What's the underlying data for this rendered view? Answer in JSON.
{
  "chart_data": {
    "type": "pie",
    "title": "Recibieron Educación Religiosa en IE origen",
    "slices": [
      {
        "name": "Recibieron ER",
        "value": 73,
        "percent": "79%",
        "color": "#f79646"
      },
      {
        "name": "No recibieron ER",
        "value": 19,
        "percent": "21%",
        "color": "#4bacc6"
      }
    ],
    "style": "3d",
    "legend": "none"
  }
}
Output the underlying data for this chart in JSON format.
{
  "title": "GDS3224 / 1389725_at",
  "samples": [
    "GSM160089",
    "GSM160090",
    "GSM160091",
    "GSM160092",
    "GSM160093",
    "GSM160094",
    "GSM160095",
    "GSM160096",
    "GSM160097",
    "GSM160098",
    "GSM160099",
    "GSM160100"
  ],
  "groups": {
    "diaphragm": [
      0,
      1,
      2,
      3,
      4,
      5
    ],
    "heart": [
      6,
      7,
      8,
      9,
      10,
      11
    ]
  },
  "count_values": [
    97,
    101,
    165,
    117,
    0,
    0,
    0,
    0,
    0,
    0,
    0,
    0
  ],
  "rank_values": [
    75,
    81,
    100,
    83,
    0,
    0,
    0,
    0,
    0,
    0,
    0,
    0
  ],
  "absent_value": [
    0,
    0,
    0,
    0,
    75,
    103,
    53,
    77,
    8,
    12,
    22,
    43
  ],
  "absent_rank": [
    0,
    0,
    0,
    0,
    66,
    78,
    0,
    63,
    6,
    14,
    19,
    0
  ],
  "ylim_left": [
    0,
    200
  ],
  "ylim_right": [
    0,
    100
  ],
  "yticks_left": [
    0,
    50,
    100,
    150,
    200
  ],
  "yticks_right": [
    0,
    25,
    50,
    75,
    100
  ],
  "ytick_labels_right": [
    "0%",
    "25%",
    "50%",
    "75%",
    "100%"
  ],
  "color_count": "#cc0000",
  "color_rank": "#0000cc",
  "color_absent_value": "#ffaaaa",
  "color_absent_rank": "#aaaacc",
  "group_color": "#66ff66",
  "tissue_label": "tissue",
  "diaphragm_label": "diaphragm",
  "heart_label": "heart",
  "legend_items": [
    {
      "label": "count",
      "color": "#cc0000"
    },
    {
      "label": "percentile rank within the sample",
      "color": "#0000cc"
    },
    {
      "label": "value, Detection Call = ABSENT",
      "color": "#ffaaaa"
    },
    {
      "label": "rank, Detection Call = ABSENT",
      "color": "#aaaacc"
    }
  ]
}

> _Your objective_:
Output the listing above without altering a single character.

> _Response to the task_:
What's the underlying data for this rendered view? Answer in JSON.
{
  "chart_data": {
    "type": "pie",
    "title": "Recibieron Educación Religiosa en IE origen",
    "slices": [
      {
        "name": "Recibieron ER",
        "value": 73,
        "percent": "79%",
        "color": "#f79646"
      },
      {
        "name": "No recibieron ER",
        "value": 19,
        "percent": "21%",
        "color": "#4bacc6"
      }
    ],
    "style": "3d",
    "legend": "none"
  }
}
Output the underlying data for this chart in JSON format.
{
  "title": "GDS3224 / 1389725_at",
  "samples": [
    "GSM160089",
    "GSM160090",
    "GSM160091",
    "GSM160092",
    "GSM160093",
    "GSM160094",
    "GSM160095",
    "GSM160096",
    "GSM160097",
    "GSM160098",
    "GSM160099",
    "GSM160100"
  ],
  "groups": {
    "diaphragm": [
      0,
      1,
      2,
      3,
      4,
      5
    ],
    "heart": [
      6,
      7,
      8,
      9,
      10,
      11
    ]
  },
  "count_values": [
    97,
    101,
    165,
    117,
    0,
    0,
    0,
    0,
    0,
    0,
    0,
    0
  ],
  "rank_values": [
    75,
    81,
    100,
    83,
    0,
    0,
    0,
    0,
    0,
    0,
    0,
    0
  ],
  "absent_value": [
    0,
    0,
    0,
    0,
    75,
    103,
    53,
    77,
    8,
    12,
    22,
    43
  ],
  "absent_rank": [
    0,
    0,
    0,
    0,
    66,
    78,
    0,
    63,
    6,
    14,
    19,
    0
  ],
  "ylim_left": [
    0,
    200
  ],
  "ylim_right": [
    0,
    100
  ],
  "yticks_left": [
    0,
    50,
    100,
    150,
    200
  ],
  "yticks_right": [
    0,
    25,
    50,
    75,
    100
  ],
  "ytick_labels_right": [
    "0%",
    "25%",
    "50%",
    "75%",
    "100%"
  ],
  "color_count": "#cc0000",
  "color_rank": "#0000cc",
  "color_absent_value": "#ffaaaa",
  "color_absent_rank": "#aaaacc",
  "group_color": "#66ff66",
  "tissue_label": "tissue",
  "diaphragm_label": "diaphragm",
  "heart_label": "heart",
  "legend_items": [
    {
      "label": "count",
      "color": "#cc0000"
    },
    {
      "label": "percentile rank within the sample",
      "color": "#0000cc"
    },
    {
      "label": "value, Detection Call = ABSENT",
      "color": "#ffaaaa"
    },
    {
      "label": "rank, Detection Call = ABSENT",
      "color": "#aaaacc"
    }
  ]
}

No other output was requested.